• WHAT IS EXPECTED
Retype all of the entries word for word.

:: DATASET EXCERPTS ::

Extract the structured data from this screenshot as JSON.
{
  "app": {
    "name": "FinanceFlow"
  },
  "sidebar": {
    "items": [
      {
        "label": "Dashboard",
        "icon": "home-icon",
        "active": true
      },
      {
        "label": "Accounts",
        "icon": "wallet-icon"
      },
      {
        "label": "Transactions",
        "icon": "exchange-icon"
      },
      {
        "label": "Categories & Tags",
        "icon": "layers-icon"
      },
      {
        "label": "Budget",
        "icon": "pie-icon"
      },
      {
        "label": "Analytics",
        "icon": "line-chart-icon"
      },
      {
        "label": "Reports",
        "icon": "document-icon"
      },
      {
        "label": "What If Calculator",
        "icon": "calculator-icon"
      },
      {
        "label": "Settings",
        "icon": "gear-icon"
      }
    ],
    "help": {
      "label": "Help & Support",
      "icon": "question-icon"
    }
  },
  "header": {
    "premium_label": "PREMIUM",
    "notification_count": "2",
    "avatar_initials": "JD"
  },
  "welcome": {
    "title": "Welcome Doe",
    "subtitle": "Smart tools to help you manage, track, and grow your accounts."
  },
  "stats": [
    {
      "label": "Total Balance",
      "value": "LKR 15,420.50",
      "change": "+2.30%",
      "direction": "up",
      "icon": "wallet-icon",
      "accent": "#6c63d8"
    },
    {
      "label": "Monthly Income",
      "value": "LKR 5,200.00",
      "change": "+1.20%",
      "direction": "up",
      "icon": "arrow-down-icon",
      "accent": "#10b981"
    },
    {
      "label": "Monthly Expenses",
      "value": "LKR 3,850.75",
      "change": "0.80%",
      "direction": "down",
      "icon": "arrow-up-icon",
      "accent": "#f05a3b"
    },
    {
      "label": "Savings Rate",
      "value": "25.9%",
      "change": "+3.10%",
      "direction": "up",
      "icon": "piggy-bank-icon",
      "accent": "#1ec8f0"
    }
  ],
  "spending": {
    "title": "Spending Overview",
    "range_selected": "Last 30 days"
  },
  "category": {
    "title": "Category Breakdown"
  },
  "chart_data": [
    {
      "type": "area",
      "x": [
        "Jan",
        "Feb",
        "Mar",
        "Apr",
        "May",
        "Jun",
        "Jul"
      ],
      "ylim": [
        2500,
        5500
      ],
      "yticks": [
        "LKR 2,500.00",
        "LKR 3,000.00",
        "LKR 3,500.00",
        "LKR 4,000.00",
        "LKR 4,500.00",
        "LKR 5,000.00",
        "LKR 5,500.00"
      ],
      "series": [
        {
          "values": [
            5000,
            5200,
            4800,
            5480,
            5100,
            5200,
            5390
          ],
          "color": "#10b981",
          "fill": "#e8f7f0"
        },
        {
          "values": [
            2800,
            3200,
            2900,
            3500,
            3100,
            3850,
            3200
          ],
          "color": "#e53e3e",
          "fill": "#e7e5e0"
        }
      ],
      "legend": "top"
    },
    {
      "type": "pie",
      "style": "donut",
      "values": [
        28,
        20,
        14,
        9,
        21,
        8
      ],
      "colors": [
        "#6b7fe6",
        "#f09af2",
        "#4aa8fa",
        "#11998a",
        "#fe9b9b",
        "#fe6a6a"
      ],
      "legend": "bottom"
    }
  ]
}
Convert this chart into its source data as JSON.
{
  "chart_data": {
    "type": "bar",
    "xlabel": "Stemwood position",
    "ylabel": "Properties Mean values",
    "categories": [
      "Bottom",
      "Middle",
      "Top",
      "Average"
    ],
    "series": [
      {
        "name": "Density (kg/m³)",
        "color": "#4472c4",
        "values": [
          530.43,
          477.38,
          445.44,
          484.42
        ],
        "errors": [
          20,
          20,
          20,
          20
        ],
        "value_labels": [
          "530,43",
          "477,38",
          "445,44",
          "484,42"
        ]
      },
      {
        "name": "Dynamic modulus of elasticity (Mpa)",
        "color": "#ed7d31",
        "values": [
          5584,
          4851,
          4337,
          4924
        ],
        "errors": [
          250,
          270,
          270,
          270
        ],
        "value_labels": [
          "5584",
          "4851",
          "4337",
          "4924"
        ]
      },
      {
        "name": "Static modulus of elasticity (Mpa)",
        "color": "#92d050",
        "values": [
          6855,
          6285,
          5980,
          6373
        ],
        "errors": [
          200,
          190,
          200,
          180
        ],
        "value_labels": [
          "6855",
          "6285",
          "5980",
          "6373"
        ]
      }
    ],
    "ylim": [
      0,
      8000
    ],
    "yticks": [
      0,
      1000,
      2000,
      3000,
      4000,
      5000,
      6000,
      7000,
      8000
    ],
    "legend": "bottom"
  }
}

:::

• FULL OUTPUT
Extract the structured data from this screenshot as JSON.
{
  "app": {
    "name": "FinanceFlow"
  },
  "sidebar": {
    "items": [
      {
        "label": "Dashboard",
        "icon": "home-icon",
        "active": true
      },
      {
        "label": "Accounts",
        "icon": "wallet-icon"
      },
      {
        "label": "Transactions",
        "icon": "exchange-icon"
      },
      {
        "label": "Categories & Tags",
        "icon": "layers-icon"
      },
      {
        "label": "Budget",
        "icon": "pie-icon"
      },
      {
        "label": "Analytics",
        "icon": "line-chart-icon"
      },
      {
        "label": "Reports",
        "icon": "document-icon"
      },
      {
        "label": "What If Calculator",
        "icon": "calculator-icon"
      },
      {
        "label": "Settings",
        "icon": "gear-icon"
      }
    ],
    "help": {
      "label": "Help & Support",
      "icon": "question-icon"
    }
  },
  "header": {
    "premium_label": "PREMIUM",
    "notification_count": "2",
    "avatar_initials": "JD"
  },
  "welcome": {
    "title": "Welcome Doe",
    "subtitle": "Smart tools to help you manage, track, and grow your accounts."
  },
  "stats": [
    {
      "label": "Total Balance",
      "value": "LKR 15,420.50",
      "change": "+2.30%",
      "direction": "up",
      "icon": "wallet-icon",
      "accent": "#6c63d8"
    },
    {
      "label": "Monthly Income",
      "value": "LKR 5,200.00",
      "change": "+1.20%",
      "direction": "up",
      "icon": "arrow-down-icon",
      "accent": "#10b981"
    },
    {
      "label": "Monthly Expenses",
      "value": "LKR 3,850.75",
      "change": "0.80%",
      "direction": "down",
      "icon": "arrow-up-icon",
      "accent": "#f05a3b"
    },
    {
      "label": "Savings Rate",
      "value": "25.9%",
      "change": "+3.10%",
      "direction": "up",
      "icon": "piggy-bank-icon",
      "accent": "#1ec8f0"
    }
  ],
  "spending": {
    "title": "Spending Overview",
    "range_selected": "Last 30 days"
  },
  "category": {
    "title": "Category Breakdown"
  },
  "chart_data": [
    {
      "type": "area",
      "x": [
        "Jan",
        "Feb",
        "Mar",
        "Apr",
        "May",
        "Jun",
        "Jul"
      ],
      "ylim": [
        2500,
        5500
      ],
      "yticks": [
        "LKR 2,500.00",
        "LKR 3,000.00",
        "LKR 3,500.00",
        "LKR 4,000.00",
        "LKR 4,500.00",
        "LKR 5,000.00",
        "LKR 5,500.00"
      ],
      "series": [
        {
          "values": [
            5000,
            5200,
            4800,
            5480,
            5100,
            5200,
            5390
          ],
          "color": "#10b981",
          "fill": "#e8f7f0"
        },
        {
          "values": [
            2800,
            3200,
            2900,
            3500,
            3100,
            3850,
            3200
          ],
          "color": "#e53e3e",
          "fill": "#e7e5e0"
        }
      ],
      "legend": "top"
    },
    {
      "type": "pie",
      "style": "donut",
      "values": [
        28,
        20,
        14,
        9,
        21,
        8
      ],
      "colors": [
        "#6b7fe6",
        "#f09af2",
        "#4aa8fa",
        "#11998a",
        "#fe9b9b",
        "#fe6a6a"
      ],
      "legend": "bottom"
    }
  ]
}
Convert this chart into its source data as JSON.
{
  "chart_data": {
    "type": "bar",
    "xlabel": "Stemwood position",
    "ylabel": "Properties Mean values",
    "categories": [
      "Bottom",
      "Middle",
      "Top",
      "Average"
    ],
    "series": [
      {
        "name": "Density (kg/m³)",
        "color": "#4472c4",
        "values": [
          530.43,
          477.38,
          445.44,
          484.42
        ],
        "errors": [
          20,
          20,
          20,
          20
        ],
        "value_labels": [
          "530,43",
          "477,38",
          "445,44",
          "484,42"
        ]
      },
      {
        "name": "Dynamic modulus of elasticity (Mpa)",
        "color": "#ed7d31",
        "values": [
          5584,
          4851,
          4337,
          4924
        ],
        "errors": [
          250,
          270,
          270,
          270
        ],
        "value_labels": [
          "5584",
          "4851",
          "4337",
          "4924"
        ]
      },
      {
        "name": "Static modulus of elasticity (Mpa)",
        "color": "#92d050",
        "values": [
          6855,
          6285,
          5980,
          6373
        ],
        "errors": [
          200,
          190,
          200,
          180
        ],
        "value_labels": [
          "6855",
          "6285",
          "5980",
          "6373"
        ]
      }
    ],
    "ylim": [
      0,
      8000
    ],
    "yticks": [
      0,
      1000,
      2000,
      3000,
      4000,
      5000,
      6000,
      7000,
      8000
    ],
    "legend": "bottom"
  }
}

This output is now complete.